● SOURCE RECORDS
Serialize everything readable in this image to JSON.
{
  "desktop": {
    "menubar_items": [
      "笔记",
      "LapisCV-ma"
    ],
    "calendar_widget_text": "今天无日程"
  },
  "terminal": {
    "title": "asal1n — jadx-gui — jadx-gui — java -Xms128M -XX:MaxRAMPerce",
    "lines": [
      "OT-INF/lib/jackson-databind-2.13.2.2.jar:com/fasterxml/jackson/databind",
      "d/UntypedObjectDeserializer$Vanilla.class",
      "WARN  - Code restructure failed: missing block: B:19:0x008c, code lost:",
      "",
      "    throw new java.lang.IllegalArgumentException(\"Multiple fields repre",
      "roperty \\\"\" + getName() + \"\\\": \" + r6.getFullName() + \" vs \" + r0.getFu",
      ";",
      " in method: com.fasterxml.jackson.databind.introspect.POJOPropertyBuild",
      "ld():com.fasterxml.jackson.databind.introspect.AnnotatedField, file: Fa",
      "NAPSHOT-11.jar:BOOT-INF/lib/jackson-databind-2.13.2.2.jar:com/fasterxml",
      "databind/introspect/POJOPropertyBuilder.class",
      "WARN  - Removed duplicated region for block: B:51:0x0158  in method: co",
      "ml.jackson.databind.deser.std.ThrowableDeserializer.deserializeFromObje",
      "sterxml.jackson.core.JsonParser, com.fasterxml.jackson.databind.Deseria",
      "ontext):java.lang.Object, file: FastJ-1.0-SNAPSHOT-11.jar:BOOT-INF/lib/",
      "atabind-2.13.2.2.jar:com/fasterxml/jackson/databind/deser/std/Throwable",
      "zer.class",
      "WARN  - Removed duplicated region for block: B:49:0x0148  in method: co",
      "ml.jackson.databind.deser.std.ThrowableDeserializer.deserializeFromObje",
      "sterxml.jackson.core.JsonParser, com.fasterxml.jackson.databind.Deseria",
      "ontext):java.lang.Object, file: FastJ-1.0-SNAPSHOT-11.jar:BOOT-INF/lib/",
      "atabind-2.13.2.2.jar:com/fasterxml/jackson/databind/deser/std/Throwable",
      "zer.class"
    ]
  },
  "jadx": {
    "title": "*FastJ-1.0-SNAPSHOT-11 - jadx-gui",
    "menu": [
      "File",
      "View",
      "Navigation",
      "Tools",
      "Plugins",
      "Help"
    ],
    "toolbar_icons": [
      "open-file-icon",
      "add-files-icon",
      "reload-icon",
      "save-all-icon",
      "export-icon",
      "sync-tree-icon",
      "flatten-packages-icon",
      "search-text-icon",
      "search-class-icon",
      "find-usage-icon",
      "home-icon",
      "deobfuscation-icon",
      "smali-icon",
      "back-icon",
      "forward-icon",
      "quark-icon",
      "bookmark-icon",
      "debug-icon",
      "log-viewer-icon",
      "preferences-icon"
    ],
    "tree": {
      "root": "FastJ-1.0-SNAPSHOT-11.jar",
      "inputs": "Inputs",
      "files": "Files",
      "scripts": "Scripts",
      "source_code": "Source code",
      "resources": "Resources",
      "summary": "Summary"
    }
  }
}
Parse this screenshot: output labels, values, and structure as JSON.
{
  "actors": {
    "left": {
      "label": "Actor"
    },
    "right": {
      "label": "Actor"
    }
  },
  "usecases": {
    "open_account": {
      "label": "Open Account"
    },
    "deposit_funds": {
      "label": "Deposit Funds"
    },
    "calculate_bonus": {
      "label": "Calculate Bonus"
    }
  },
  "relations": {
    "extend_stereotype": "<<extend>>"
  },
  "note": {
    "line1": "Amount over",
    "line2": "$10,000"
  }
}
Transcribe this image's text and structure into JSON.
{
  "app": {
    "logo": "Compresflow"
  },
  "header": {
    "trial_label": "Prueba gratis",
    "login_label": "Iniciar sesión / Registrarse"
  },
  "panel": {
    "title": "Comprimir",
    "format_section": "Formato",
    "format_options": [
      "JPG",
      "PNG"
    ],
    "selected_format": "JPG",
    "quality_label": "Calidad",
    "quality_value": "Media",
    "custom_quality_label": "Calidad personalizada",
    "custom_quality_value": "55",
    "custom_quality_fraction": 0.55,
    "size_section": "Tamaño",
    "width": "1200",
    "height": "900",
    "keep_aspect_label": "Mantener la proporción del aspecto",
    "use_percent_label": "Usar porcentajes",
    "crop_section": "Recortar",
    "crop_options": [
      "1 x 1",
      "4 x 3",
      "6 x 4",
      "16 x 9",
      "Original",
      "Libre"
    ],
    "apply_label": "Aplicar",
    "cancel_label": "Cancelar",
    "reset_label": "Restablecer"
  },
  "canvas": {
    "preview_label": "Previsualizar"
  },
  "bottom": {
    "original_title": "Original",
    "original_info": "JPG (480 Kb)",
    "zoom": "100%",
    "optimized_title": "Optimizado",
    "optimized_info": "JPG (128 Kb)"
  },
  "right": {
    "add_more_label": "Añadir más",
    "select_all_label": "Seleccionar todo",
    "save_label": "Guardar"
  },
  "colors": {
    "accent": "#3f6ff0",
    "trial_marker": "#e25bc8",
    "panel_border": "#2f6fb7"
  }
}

● DIRECTIONS
Copy the entries above exactly, leaving none out.

● FULL RESPONSE
Serialize everything readable in this image to JSON.
{
  "desktop": {
    "menubar_items": [
      "笔记",
      "LapisCV-ma"
    ],
    "calendar_widget_text": "今天无日程"
  },
  "terminal": {
    "title": "asal1n — jadx-gui — jadx-gui — java -Xms128M -XX:MaxRAMPerce",
    "lines": [
      "OT-INF/lib/jackson-databind-2.13.2.2.jar:com/fasterxml/jackson/databind",
      "d/UntypedObjectDeserializer$Vanilla.class",
      "WARN  - Code restructure failed: missing block: B:19:0x008c, code lost:",
      "",
      "    throw new java.lang.IllegalArgumentException(\"Multiple fields repre",
      "roperty \\\"\" + getName() + \"\\\": \" + r6.getFullName() + \" vs \" + r0.getFu",
      ";",
      " in method: com.fasterxml.jackson.databind.introspect.POJOPropertyBuild",
      "ld():com.fasterxml.jackson.databind.introspect.AnnotatedField, file: Fa",
      "NAPSHOT-11.jar:BOOT-INF/lib/jackson-databind-2.13.2.2.jar:com/fasterxml",
      "databind/introspect/POJOPropertyBuilder.class",
      "WARN  - Removed duplicated region for block: B:51:0x0158  in method: co",
      "ml.jackson.databind.deser.std.ThrowableDeserializer.deserializeFromObje",
      "sterxml.jackson.core.JsonParser, com.fasterxml.jackson.databind.Deseria",
      "ontext):java.lang.Object, file: FastJ-1.0-SNAPSHOT-11.jar:BOOT-INF/lib/",
      "atabind-2.13.2.2.jar:com/fasterxml/jackson/databind/deser/std/Throwable",
      "zer.class",
      "WARN  - Removed duplicated region for block: B:49:0x0148  in method: co",
      "ml.jackson.databind.deser.std.ThrowableDeserializer.deserializeFromObje",
      "sterxml.jackson.core.JsonParser, com.fasterxml.jackson.databind.Deseria",
      "ontext):java.lang.Object, file: FastJ-1.0-SNAPSHOT-11.jar:BOOT-INF/lib/",
      "atabind-2.13.2.2.jar:com/fasterxml/jackson/databind/deser/std/Throwable",
      "zer.class"
    ]
  },
  "jadx": {
    "title": "*FastJ-1.0-SNAPSHOT-11 - jadx-gui",
    "menu": [
      "File",
      "View",
      "Navigation",
      "Tools",
      "Plugins",
      "Help"
    ],
    "toolbar_icons": [
      "open-file-icon",
      "add-files-icon",
      "reload-icon",
      "save-all-icon",
      "export-icon",
      "sync-tree-icon",
      "flatten-packages-icon",
      "search-text-icon",
      "search-class-icon",
      "find-usage-icon",
      "home-icon",
      "deobfuscation-icon",
      "smali-icon",
      "back-icon",
      "forward-icon",
      "quark-icon",
      "bookmark-icon",
      "debug-icon",
      "log-viewer-icon",
      "preferences-icon"
    ],
    "tree": {
      "root": "FastJ-1.0-SNAPSHOT-11.jar",
      "inputs": "Inputs",
      "files": "Files",
      "scripts": "Scripts",
      "source_code": "Source code",
      "resources": "Resources",
      "summary": "Summary"
    }
  }
}
Parse this screenshot: output labels, values, and structure as JSON.
{
  "actors": {
    "left": {
      "label": "Actor"
    },
    "right": {
      "label": "Actor"
    }
  },
  "usecases": {
    "open_account": {
      "label": "Open Account"
    },
    "deposit_funds": {
      "label": "Deposit Funds"
    },
    "calculate_bonus": {
      "label": "Calculate Bonus"
    }
  },
  "relations": {
    "extend_stereotype": "<<extend>>"
  },
  "note": {
    "line1": "Amount over",
    "line2": "$10,000"
  }
}
Transcribe this image's text and structure into JSON.
{
  "app": {
    "logo": "Compresflow"
  },
  "header": {
    "trial_label": "Prueba gratis",
    "login_label": "Iniciar sesión / Registrarse"
  },
  "panel": {
    "title": "Comprimir",
    "format_section": "Formato",
    "format_options": [
      "JPG",
      "PNG"
    ],
    "selected_format": "JPG",
    "quality_label": "Calidad",
    "quality_value": "Media",
    "custom_quality_label": "Calidad personalizada",
    "custom_quality_value": "55",
    "custom_quality_fraction": 0.55,
    "size_section": "Tamaño",
    "width": "1200",
    "height": "900",
    "keep_aspect_label": "Mantener la proporción del aspecto",
    "use_percent_label": "Usar porcentajes",
    "crop_section": "Recortar",
    "crop_options": [
      "1 x 1",
      "4 x 3",
      "6 x 4",
      "16 x 9",
      "Original",
      "Libre"
    ],
    "apply_label": "Aplicar",
    "cancel_label": "Cancelar",
    "reset_label": "Restablecer"
  },
  "canvas": {
    "preview_label": "Previsualizar"
  },
  "bottom": {
    "original_title": "Original",
    "original_info": "JPG (480 Kb)",
    "zoom": "100%",
    "optimized_title": "Optimizado",
    "optimized_info": "JPG (128 Kb)"
  },
  "right": {
    "add_more_label": "Añadir más",
    "select_all_label": "Seleccionar todo",
    "save_label": "Guardar"
  },
  "colors": {
    "accent": "#3f6ff0",
    "trial_marker": "#e25bc8",
    "panel_border": "#2f6fb7"
  }
}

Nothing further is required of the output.